» What is needed: Every entry must be given again exactly.

☆ ☆ ☆ ☆ ☆ ☆ ☆

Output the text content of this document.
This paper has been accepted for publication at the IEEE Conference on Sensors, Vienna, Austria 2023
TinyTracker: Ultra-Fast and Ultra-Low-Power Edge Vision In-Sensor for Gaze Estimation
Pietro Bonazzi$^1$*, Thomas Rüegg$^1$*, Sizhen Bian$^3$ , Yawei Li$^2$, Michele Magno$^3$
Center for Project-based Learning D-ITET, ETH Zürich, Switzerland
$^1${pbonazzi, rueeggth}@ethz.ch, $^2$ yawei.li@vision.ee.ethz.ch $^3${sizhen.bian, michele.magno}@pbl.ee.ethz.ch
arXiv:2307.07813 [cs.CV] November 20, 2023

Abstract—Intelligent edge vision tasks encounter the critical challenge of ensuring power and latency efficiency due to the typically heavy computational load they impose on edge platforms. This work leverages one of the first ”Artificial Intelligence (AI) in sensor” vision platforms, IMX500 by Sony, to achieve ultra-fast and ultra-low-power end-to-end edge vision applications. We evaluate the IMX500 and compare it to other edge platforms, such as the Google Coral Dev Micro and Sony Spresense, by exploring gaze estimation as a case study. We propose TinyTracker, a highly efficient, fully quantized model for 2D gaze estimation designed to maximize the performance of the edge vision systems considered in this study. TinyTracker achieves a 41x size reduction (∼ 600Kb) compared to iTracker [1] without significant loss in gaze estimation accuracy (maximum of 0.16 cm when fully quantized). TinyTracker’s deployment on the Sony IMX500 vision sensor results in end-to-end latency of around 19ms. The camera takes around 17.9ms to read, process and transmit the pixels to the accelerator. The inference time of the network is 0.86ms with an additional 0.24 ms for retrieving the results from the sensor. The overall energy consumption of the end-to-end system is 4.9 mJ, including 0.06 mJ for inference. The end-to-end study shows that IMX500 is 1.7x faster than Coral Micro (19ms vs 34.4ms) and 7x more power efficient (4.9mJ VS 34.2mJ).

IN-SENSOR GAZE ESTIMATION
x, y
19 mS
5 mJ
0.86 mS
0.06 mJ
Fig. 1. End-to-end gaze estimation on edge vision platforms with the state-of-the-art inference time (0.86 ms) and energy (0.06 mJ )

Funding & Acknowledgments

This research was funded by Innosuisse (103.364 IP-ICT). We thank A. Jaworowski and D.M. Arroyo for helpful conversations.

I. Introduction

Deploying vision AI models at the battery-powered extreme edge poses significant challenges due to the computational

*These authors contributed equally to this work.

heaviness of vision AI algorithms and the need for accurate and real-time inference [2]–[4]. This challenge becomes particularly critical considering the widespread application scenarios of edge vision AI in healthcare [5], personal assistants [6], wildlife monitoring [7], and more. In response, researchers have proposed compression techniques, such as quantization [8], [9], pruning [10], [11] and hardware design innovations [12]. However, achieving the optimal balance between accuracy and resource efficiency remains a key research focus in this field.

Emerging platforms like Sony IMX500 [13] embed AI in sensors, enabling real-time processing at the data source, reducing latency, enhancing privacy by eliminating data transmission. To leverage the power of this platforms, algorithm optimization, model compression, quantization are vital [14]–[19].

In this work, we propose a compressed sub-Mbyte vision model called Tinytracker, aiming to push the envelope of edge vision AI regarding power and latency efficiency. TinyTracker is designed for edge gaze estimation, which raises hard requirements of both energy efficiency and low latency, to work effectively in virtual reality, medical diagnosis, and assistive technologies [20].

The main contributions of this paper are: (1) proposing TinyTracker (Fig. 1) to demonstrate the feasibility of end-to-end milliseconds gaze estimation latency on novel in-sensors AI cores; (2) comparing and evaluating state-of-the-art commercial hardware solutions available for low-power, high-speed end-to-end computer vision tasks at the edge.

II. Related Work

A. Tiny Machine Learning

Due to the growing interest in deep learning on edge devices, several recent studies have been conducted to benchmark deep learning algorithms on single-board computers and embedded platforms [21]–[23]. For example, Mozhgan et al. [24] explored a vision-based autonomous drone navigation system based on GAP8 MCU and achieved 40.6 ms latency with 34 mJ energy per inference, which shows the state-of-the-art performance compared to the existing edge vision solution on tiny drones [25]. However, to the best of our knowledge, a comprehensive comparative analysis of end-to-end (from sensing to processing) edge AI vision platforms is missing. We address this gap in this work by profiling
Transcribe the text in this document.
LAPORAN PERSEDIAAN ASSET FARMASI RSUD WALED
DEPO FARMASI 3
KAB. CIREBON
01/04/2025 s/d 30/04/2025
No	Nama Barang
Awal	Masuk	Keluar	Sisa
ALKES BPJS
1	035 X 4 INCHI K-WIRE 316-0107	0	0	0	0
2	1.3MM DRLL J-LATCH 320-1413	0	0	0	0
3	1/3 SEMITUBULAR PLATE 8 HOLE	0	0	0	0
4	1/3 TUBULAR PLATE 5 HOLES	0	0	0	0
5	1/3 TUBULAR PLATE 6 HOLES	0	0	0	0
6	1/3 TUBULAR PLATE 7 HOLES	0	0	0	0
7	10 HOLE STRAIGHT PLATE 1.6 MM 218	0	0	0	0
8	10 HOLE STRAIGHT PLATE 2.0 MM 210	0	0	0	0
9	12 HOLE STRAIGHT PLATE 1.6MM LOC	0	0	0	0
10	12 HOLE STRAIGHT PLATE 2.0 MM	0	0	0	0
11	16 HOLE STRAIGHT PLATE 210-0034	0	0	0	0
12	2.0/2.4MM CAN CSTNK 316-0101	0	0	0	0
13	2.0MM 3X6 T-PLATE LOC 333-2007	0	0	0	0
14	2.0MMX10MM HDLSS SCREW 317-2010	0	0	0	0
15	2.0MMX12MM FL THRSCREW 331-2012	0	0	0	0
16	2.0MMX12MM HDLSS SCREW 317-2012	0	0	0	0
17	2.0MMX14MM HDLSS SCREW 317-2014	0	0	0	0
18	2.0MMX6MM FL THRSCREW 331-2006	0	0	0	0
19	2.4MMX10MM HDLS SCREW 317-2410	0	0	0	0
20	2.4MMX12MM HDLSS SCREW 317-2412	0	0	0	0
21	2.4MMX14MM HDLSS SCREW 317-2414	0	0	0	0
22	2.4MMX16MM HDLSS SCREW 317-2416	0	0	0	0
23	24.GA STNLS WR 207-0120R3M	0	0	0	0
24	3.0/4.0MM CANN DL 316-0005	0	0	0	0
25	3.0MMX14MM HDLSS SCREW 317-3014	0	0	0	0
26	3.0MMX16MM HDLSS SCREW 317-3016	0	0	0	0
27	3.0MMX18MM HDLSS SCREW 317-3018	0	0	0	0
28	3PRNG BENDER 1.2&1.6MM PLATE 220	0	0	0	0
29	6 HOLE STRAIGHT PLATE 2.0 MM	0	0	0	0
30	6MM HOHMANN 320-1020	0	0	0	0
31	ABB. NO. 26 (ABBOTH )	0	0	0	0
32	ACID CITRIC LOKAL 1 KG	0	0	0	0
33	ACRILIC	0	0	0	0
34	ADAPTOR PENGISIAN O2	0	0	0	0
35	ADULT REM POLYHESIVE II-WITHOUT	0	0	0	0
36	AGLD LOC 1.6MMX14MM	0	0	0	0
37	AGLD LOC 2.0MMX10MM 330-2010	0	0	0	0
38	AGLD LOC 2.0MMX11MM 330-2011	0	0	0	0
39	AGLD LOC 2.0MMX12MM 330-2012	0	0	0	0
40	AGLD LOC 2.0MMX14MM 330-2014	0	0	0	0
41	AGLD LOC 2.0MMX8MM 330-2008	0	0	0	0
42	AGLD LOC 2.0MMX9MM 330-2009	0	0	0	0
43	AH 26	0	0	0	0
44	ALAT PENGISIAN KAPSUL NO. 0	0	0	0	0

☆ ☆ ☆ ☆ ☆ ☆ ☆

» Written response:
Output the text content of this document.
This paper has been accepted for publication at the IEEE Conference on Sensors, Vienna, Austria 2023
TinyTracker: Ultra-Fast and Ultra-Low-Power Edge Vision In-Sensor for Gaze Estimation
Pietro Bonazzi$^1$*, Thomas Rüegg$^1$*, Sizhen Bian$^3$ , Yawei Li$^2$, Michele Magno$^3$
Center for Project-based Learning D-ITET, ETH Zürich, Switzerland
$^1${pbonazzi, rueeggth}@ethz.ch, $^2$ yawei.li@vision.ee.ethz.ch $^3${sizhen.bian, michele.magno}@pbl.ee.ethz.ch
arXiv:2307.07813 [cs.CV] November 20, 2023

Abstract—Intelligent edge vision tasks encounter the critical challenge of ensuring power and latency efficiency due to the typically heavy computational load they impose on edge platforms. This work leverages one of the first ”Artificial Intelligence (AI) in sensor” vision platforms, IMX500 by Sony, to achieve ultra-fast and ultra-low-power end-to-end edge vision applications. We evaluate the IMX500 and compare it to other edge platforms, such as the Google Coral Dev Micro and Sony Spresense, by exploring gaze estimation as a case study. We propose TinyTracker, a highly efficient, fully quantized model for 2D gaze estimation designed to maximize the performance of the edge vision systems considered in this study. TinyTracker achieves a 41x size reduction (∼ 600Kb) compared to iTracker [1] without significant loss in gaze estimation accuracy (maximum of 0.16 cm when fully quantized). TinyTracker’s deployment on the Sony IMX500 vision sensor results in end-to-end latency of around 19ms. The camera takes around 17.9ms to read, process and transmit the pixels to the accelerator. The inference time of the network is 0.86ms with an additional 0.24 ms for retrieving the results from the sensor. The overall energy consumption of the end-to-end system is 4.9 mJ, including 0.06 mJ for inference. The end-to-end study shows that IMX500 is 1.7x faster than Coral Micro (19ms vs 34.4ms) and 7x more power efficient (4.9mJ VS 34.2mJ).

IN-SENSOR GAZE ESTIMATION
x, y
19 mS
5 mJ
0.86 mS
0.06 mJ
Fig. 1. End-to-end gaze estimation on edge vision platforms with the state-of-the-art inference time (0.86 ms) and energy (0.06 mJ )

Funding & Acknowledgments

This research was funded by Innosuisse (103.364 IP-ICT). We thank A. Jaworowski and D.M. Arroyo for helpful conversations.

I. Introduction

Deploying vision AI models at the battery-powered extreme edge poses significant challenges due to the computational

*These authors contributed equally to this work.

heaviness of vision AI algorithms and the need for accurate and real-time inference [2]–[4]. This challenge becomes particularly critical considering the widespread application scenarios of edge vision AI in healthcare [5], personal assistants [6], wildlife monitoring [7], and more. In response, researchers have proposed compression techniques, such as quantization [8], [9], pruning [10], [11] and hardware design innovations [12]. However, achieving the optimal balance between accuracy and resource efficiency remains a key research focus in this field.

Emerging platforms like Sony IMX500 [13] embed AI in sensors, enabling real-time processing at the data source, reducing latency, enhancing privacy by eliminating data transmission. To leverage the power of this platforms, algorithm optimization, model compression, quantization are vital [14]–[19].

In this work, we propose a compressed sub-Mbyte vision model called Tinytracker, aiming to push the envelope of edge vision AI regarding power and latency efficiency. TinyTracker is designed for edge gaze estimation, which raises hard requirements of both energy efficiency and low latency, to work effectively in virtual reality, medical diagnosis, and assistive technologies [20].

The main contributions of this paper are: (1) proposing TinyTracker (Fig. 1) to demonstrate the feasibility of end-to-end milliseconds gaze estimation latency on novel in-sensors AI cores; (2) comparing and evaluating state-of-the-art commercial hardware solutions available for low-power, high-speed end-to-end computer vision tasks at the edge.

II. Related Work

A. Tiny Machine Learning

Due to the growing interest in deep learning on edge devices, several recent studies have been conducted to benchmark deep learning algorithms on single-board computers and embedded platforms [21]–[23]. For example, Mozhgan et al. [24] explored a vision-based autonomous drone navigation system based on GAP8 MCU and achieved 40.6 ms latency with 34 mJ energy per inference, which shows the state-of-the-art performance compared to the existing edge vision solution on tiny drones [25]. However, to the best of our knowledge, a comprehensive comparative analysis of end-to-end (from sensing to processing) edge AI vision platforms is missing. We address this gap in this work by profiling
Transcribe the text in this document.
LAPORAN PERSEDIAAN ASSET FARMASI RSUD WALED
DEPO FARMASI 3
KAB. CIREBON
01/04/2025 s/d 30/04/2025
No	Nama Barang
Awal	Masuk	Keluar	Sisa
ALKES BPJS
1	035 X 4 INCHI K-WIRE 316-0107	0	0	0	0
2	1.3MM DRLL J-LATCH 320-1413	0	0	0	0
3	1/3 SEMITUBULAR PLATE 8 HOLE	0	0	0	0
4	1/3 TUBULAR PLATE 5 HOLES	0	0	0	0
5	1/3 TUBULAR PLATE 6 HOLES	0	0	0	0
6	1/3 TUBULAR PLATE 7 HOLES	0	0	0	0
7	10 HOLE STRAIGHT PLATE 1.6 MM 218	0	0	0	0
8	10 HOLE STRAIGHT PLATE 2.0 MM 210	0	0	0	0
9	12 HOLE STRAIGHT PLATE 1.6MM LOC	0	0	0	0
10	12 HOLE STRAIGHT PLATE 2.0 MM	0	0	0	0
11	16 HOLE STRAIGHT PLATE 210-0034	0	0	0	0
12	2.0/2.4MM CAN CSTNK 316-0101	0	0	0	0
13	2.0MM 3X6 T-PLATE LOC 333-2007	0	0	0	0
14	2.0MMX10MM HDLSS SCREW 317-2010	0	0	0	0
15	2.0MMX12MM FL THRSCREW 331-2012	0	0	0	0
16	2.0MMX12MM HDLSS SCREW 317-2012	0	0	0	0
17	2.0MMX14MM HDLSS SCREW 317-2014	0	0	0	0
18	2.0MMX6MM FL THRSCREW 331-2006	0	0	0	0
19	2.4MMX10MM HDLS SCREW 317-2410	0	0	0	0
20	2.4MMX12MM HDLSS SCREW 317-2412	0	0	0	0
21	2.4MMX14MM HDLSS SCREW 317-2414	0	0	0	0
22	2.4MMX16MM HDLSS SCREW 317-2416	0	0	0	0
23	24.GA STNLS WR 207-0120R3M	0	0	0	0
24	3.0/4.0MM CANN DL 316-0005	0	0	0	0
25	3.0MMX14MM HDLSS SCREW 317-3014	0	0	0	0
26	3.0MMX16MM HDLSS SCREW 317-3016	0	0	0	0
27	3.0MMX18MM HDLSS SCREW 317-3018	0	0	0	0
28	3PRNG BENDER 1.2&1.6MM PLATE 220	0	0	0	0
29	6 HOLE STRAIGHT PLATE 2.0 MM	0	0	0	0
30	6MM HOHMANN 320-1020	0	0	0	0
31	ABB. NO. 26 (ABBOTH )	0	0	0	0
32	ACID CITRIC LOKAL 1 KG	0	0	0	0
33	ACRILIC	0	0	0	0
34	ADAPTOR PENGISIAN O2	0	0	0	0
35	ADULT REM POLYHESIVE II-WITHOUT	0	0	0	0
36	AGLD LOC 1.6MMX14MM	0	0	0	0
37	AGLD LOC 2.0MMX10MM 330-2010	0	0	0	0
38	AGLD LOC 2.0MMX11MM 330-2011	0	0	0	0
39	AGLD LOC 2.0MMX12MM 330-2012	0	0	0	0
40	AGLD LOC 2.0MMX14MM 330-2014	0	0	0	0
41	AGLD LOC 2.0MMX8MM 330-2008	0	0	0	0
42	AGLD LOC 2.0MMX9MM 330-2009	0	0	0	0
43	AH 26	0	0	0	0
44	ALAT PENGISIAN KAPSUL NO. 0	0	0	0	0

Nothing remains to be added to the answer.